§ **What the task asks**
The full set of entries below is to be returned unchanged.

Text content records for pages:
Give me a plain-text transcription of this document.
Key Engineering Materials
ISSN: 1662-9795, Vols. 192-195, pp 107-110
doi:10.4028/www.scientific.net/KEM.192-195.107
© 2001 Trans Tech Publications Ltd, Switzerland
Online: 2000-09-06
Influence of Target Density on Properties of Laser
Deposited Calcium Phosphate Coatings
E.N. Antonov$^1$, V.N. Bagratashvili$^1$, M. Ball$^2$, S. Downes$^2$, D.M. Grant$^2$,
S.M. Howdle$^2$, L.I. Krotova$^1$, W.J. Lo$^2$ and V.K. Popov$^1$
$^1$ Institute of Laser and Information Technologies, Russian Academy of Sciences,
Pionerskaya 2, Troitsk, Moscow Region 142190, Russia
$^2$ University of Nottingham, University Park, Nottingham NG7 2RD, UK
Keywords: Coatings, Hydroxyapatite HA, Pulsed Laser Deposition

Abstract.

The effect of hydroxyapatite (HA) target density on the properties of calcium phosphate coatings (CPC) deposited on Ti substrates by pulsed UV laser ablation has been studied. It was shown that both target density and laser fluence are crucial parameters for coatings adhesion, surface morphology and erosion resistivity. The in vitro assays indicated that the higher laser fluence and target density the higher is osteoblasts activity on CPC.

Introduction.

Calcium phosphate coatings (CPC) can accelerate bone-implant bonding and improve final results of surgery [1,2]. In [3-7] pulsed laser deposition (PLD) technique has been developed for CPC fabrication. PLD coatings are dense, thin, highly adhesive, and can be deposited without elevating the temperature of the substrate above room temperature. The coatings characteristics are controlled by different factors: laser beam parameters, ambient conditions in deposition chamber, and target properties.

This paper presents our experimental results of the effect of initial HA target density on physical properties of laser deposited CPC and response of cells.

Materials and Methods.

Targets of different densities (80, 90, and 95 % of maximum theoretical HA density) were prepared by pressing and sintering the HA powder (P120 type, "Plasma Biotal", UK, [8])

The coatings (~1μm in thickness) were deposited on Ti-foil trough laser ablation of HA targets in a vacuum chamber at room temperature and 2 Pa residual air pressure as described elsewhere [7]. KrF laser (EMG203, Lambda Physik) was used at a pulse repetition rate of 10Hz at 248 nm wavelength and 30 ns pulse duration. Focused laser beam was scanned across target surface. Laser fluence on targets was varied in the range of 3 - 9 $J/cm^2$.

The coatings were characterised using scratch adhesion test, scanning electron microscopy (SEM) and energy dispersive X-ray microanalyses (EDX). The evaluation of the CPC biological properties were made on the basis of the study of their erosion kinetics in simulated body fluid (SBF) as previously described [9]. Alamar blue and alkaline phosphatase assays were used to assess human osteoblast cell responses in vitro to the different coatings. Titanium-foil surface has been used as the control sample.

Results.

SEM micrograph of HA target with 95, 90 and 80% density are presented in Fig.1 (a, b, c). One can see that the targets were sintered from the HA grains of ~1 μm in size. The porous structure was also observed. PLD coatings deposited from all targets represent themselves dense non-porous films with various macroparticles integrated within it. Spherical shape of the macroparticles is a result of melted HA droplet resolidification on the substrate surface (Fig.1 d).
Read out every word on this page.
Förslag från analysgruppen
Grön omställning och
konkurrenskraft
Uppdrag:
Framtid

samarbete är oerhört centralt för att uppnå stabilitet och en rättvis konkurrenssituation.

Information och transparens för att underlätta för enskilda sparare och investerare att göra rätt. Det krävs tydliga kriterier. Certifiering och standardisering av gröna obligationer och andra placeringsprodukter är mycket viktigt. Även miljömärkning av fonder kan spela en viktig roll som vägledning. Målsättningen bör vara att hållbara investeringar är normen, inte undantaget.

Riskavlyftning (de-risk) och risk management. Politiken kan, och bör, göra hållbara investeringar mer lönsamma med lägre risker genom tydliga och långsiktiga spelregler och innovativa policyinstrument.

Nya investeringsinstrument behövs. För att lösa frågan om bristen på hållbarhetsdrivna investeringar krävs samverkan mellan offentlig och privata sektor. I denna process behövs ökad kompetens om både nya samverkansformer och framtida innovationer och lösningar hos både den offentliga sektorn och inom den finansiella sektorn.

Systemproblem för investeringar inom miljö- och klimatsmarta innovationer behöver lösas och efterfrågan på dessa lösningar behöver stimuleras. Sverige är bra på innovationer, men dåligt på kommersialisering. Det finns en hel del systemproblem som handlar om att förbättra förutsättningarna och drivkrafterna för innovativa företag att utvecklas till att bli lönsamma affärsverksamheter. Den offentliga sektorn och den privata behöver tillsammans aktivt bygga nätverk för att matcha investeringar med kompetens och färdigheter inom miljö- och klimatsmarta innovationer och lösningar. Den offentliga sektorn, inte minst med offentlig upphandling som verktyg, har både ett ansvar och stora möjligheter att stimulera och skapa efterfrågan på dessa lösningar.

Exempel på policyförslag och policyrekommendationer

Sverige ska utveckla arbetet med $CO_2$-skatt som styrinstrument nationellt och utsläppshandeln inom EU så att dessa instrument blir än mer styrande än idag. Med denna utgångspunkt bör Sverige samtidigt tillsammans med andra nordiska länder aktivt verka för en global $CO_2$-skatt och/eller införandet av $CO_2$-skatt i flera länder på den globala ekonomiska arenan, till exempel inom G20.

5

§ **The completed task**
Give me a plain-text transcription of this document.
Key Engineering Materials
ISSN: 1662-9795, Vols. 192-195, pp 107-110
doi:10.4028/www.scientific.net/KEM.192-195.107
© 2001 Trans Tech Publications Ltd, Switzerland
Online: 2000-09-06
Influence of Target Density on Properties of Laser
Deposited Calcium Phosphate Coatings
E.N. Antonov$^1$, V.N. Bagratashvili$^1$, M. Ball$^2$, S. Downes$^2$, D.M. Grant$^2$,
S.M. Howdle$^2$, L.I. Krotova$^1$, W.J. Lo$^2$ and V.K. Popov$^1$
$^1$ Institute of Laser and Information Technologies, Russian Academy of Sciences,
Pionerskaya 2, Troitsk, Moscow Region 142190, Russia
$^2$ University of Nottingham, University Park, Nottingham NG7 2RD, UK
Keywords: Coatings, Hydroxyapatite HA, Pulsed Laser Deposition

Abstract.

The effect of hydroxyapatite (HA) target density on the properties of calcium phosphate coatings (CPC) deposited on Ti substrates by pulsed UV laser ablation has been studied. It was shown that both target density and laser fluence are crucial parameters for coatings adhesion, surface morphology and erosion resistivity. The in vitro assays indicated that the higher laser fluence and target density the higher is osteoblasts activity on CPC.

Introduction.

Calcium phosphate coatings (CPC) can accelerate bone-implant bonding and improve final results of surgery [1,2]. In [3-7] pulsed laser deposition (PLD) technique has been developed for CPC fabrication. PLD coatings are dense, thin, highly adhesive, and can be deposited without elevating the temperature of the substrate above room temperature. The coatings characteristics are controlled by different factors: laser beam parameters, ambient conditions in deposition chamber, and target properties.

This paper presents our experimental results of the effect of initial HA target density on physical properties of laser deposited CPC and response of cells.

Materials and Methods.

Targets of different densities (80, 90, and 95 % of maximum theoretical HA density) were prepared by pressing and sintering the HA powder (P120 type, "Plasma Biotal", UK, [8])

The coatings (~1μm in thickness) were deposited on Ti-foil trough laser ablation of HA targets in a vacuum chamber at room temperature and 2 Pa residual air pressure as described elsewhere [7]. KrF laser (EMG203, Lambda Physik) was used at a pulse repetition rate of 10Hz at 248 nm wavelength and 30 ns pulse duration. Focused laser beam was scanned across target surface. Laser fluence on targets was varied in the range of 3 - 9 $J/cm^2$.

The coatings were characterised using scratch adhesion test, scanning electron microscopy (SEM) and energy dispersive X-ray microanalyses (EDX). The evaluation of the CPC biological properties were made on the basis of the study of their erosion kinetics in simulated body fluid (SBF) as previously described [9]. Alamar blue and alkaline phosphatase assays were used to assess human osteoblast cell responses in vitro to the different coatings. Titanium-foil surface has been used as the control sample.

Results.

SEM micrograph of HA target with 95, 90 and 80% density are presented in Fig.1 (a, b, c). One can see that the targets were sintered from the HA grains of ~1 μm in size. The porous structure was also observed. PLD coatings deposited from all targets represent themselves dense non-porous films with various macroparticles integrated within it. Spherical shape of the macroparticles is a result of melted HA droplet resolidification on the substrate surface (Fig.1 d).
Read out every word on this page.
Förslag från analysgruppen
Grön omställning och
konkurrenskraft
Uppdrag:
Framtid

samarbete är oerhört centralt för att uppnå stabilitet och en rättvis konkurrenssituation.

Information och transparens för att underlätta för enskilda sparare och investerare att göra rätt. Det krävs tydliga kriterier. Certifiering och standardisering av gröna obligationer och andra placeringsprodukter är mycket viktigt. Även miljömärkning av fonder kan spela en viktig roll som vägledning. Målsättningen bör vara att hållbara investeringar är normen, inte undantaget.

Riskavlyftning (de-risk) och risk management. Politiken kan, och bör, göra hållbara investeringar mer lönsamma med lägre risker genom tydliga och långsiktiga spelregler och innovativa policyinstrument.

Nya investeringsinstrument behövs. För att lösa frågan om bristen på hållbarhetsdrivna investeringar krävs samverkan mellan offentlig och privata sektor. I denna process behövs ökad kompetens om både nya samverkansformer och framtida innovationer och lösningar hos både den offentliga sektorn och inom den finansiella sektorn.

Systemproblem för investeringar inom miljö- och klimatsmarta innovationer behöver lösas och efterfrågan på dessa lösningar behöver stimuleras. Sverige är bra på innovationer, men dåligt på kommersialisering. Det finns en hel del systemproblem som handlar om att förbättra förutsättningarna och drivkrafterna för innovativa företag att utvecklas till att bli lönsamma affärsverksamheter. Den offentliga sektorn och den privata behöver tillsammans aktivt bygga nätverk för att matcha investeringar med kompetens och färdigheter inom miljö- och klimatsmarta innovationer och lösningar. Den offentliga sektorn, inte minst med offentlig upphandling som verktyg, har både ett ansvar och stora möjligheter att stimulera och skapa efterfrågan på dessa lösningar.

Exempel på policyförslag och policyrekommendationer

Sverige ska utveckla arbetet med $CO_2$-skatt som styrinstrument nationellt och utsläppshandeln inom EU så att dessa instrument blir än mer styrande än idag. Med denna utgångspunkt bör Sverige samtidigt tillsammans med andra nordiska länder aktivt verka för en global $CO_2$-skatt och/eller införandet av $CO_2$-skatt i flera länder på den globala ekonomiska arenan, till exempel inom G20.

5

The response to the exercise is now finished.